[begin Records provided]

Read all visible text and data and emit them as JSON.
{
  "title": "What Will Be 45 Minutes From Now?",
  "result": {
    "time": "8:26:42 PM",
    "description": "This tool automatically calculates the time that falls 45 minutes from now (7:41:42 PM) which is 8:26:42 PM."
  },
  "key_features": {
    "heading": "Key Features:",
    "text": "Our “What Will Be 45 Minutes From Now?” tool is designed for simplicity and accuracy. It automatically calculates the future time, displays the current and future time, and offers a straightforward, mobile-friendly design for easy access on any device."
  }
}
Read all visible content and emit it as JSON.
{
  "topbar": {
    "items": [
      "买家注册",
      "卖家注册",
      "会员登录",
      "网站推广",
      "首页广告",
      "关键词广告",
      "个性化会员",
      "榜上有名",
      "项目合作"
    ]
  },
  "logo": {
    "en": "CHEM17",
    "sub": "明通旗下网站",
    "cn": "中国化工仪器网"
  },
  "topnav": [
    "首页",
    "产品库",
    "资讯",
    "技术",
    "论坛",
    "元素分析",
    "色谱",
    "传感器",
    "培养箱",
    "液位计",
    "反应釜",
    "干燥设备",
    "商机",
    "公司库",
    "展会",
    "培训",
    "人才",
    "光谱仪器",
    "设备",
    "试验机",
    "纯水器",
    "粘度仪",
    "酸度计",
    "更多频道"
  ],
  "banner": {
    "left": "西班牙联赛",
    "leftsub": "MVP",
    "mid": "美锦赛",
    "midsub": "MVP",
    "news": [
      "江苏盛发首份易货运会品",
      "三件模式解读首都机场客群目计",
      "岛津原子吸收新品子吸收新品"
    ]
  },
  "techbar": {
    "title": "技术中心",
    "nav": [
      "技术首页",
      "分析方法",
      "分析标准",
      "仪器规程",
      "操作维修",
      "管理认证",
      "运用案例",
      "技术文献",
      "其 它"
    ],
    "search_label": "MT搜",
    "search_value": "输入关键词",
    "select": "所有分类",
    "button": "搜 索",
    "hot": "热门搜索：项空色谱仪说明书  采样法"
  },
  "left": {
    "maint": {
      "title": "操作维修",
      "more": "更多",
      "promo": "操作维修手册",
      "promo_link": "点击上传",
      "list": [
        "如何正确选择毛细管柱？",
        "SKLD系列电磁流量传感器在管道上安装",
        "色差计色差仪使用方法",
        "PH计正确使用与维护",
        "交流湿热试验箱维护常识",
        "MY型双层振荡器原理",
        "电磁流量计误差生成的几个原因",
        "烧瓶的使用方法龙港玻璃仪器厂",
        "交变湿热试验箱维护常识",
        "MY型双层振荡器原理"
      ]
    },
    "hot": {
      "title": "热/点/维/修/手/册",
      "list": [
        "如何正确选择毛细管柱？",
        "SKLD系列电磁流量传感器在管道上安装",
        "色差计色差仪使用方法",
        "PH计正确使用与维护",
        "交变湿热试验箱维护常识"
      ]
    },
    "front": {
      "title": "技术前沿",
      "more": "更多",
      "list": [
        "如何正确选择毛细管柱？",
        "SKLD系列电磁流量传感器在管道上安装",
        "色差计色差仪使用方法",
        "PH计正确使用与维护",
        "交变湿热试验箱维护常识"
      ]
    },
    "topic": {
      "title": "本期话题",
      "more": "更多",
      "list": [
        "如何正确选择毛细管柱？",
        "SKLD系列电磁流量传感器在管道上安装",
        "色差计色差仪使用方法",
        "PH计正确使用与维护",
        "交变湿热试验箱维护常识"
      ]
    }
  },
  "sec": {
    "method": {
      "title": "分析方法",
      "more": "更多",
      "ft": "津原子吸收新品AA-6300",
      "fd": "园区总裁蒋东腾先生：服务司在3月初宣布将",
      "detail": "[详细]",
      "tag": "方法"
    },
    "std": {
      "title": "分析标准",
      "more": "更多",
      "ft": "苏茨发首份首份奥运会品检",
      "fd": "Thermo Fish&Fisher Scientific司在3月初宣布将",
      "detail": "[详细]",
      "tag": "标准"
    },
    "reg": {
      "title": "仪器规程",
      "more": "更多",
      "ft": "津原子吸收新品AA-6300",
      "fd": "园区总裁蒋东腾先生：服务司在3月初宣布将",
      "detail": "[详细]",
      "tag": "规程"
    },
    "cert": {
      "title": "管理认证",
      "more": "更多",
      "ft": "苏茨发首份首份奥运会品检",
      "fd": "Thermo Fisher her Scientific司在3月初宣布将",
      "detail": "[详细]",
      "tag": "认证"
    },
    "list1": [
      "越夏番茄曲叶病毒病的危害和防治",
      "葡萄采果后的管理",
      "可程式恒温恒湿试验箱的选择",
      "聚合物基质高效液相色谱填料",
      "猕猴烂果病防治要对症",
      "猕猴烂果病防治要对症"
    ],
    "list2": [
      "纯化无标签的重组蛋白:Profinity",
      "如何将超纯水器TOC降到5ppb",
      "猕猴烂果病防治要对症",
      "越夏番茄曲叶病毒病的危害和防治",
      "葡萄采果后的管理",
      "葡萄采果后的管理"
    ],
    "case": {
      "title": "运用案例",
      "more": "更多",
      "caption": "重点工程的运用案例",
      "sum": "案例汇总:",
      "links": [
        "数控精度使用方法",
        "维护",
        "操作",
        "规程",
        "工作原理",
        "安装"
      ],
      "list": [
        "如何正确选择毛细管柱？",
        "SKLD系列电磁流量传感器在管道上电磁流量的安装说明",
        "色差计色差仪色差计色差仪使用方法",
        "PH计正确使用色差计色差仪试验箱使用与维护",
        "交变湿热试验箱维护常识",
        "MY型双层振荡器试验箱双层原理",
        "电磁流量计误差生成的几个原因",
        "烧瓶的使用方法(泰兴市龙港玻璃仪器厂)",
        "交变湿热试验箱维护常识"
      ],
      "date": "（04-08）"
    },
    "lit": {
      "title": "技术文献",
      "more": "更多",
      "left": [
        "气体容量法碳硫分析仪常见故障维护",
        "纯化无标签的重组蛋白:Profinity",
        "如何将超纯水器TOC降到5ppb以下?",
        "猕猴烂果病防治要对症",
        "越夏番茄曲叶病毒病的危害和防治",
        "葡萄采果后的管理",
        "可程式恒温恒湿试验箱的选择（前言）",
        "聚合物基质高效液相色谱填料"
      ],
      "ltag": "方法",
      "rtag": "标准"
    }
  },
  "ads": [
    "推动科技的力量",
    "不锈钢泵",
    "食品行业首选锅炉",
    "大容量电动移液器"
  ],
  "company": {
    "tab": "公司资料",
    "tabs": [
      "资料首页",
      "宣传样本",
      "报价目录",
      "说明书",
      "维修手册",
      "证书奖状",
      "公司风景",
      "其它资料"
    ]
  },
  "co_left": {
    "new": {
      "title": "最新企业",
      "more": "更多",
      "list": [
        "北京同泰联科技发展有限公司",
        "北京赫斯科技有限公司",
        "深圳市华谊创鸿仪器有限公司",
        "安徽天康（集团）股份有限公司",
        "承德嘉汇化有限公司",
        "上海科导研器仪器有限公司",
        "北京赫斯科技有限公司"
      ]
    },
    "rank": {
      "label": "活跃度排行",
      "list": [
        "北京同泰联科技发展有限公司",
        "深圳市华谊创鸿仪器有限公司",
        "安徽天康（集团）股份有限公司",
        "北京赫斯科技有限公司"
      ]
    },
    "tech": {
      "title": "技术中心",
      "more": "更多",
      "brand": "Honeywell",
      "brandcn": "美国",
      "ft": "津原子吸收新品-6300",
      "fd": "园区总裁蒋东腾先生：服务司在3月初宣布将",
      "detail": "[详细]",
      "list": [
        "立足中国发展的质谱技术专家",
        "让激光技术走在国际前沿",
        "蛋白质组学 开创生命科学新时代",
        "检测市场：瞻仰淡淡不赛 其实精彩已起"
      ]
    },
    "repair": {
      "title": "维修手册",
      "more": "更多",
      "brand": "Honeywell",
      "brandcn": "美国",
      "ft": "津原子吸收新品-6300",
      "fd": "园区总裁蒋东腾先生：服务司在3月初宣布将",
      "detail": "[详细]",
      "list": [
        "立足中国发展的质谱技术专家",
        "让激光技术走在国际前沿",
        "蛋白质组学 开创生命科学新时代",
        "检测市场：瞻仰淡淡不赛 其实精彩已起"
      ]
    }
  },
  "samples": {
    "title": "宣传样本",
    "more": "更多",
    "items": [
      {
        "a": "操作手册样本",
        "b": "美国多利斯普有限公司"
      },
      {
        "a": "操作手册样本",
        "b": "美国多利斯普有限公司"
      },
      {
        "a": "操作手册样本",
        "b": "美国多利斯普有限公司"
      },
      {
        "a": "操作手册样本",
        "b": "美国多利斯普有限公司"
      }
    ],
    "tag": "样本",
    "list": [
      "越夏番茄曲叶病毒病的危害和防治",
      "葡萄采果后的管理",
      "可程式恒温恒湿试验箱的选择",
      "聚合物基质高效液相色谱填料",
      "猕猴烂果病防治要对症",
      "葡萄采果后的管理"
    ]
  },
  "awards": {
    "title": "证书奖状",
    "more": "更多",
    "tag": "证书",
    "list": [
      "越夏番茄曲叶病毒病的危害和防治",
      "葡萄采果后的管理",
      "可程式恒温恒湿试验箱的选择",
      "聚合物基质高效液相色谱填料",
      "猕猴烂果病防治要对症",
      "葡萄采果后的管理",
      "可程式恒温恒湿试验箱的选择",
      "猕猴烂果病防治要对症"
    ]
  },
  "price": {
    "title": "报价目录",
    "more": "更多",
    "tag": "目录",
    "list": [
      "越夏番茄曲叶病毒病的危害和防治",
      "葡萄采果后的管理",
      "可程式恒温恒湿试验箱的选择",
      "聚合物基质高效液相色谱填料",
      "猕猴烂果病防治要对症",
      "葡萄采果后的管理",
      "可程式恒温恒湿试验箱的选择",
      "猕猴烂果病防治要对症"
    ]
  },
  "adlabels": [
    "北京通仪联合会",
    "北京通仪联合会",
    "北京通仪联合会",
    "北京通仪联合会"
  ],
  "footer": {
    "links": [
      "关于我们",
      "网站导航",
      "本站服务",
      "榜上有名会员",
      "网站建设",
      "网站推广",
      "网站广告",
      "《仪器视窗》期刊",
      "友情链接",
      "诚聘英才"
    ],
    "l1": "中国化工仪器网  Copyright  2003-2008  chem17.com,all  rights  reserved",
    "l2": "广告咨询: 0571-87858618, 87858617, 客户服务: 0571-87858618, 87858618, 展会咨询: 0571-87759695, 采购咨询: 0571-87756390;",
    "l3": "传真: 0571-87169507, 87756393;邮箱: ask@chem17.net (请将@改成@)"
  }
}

[end Records provided]

> _Exercise instructions_
Determine how many lines of the records above contain the word "Will", and report only that number.

> _Exercise answer_
2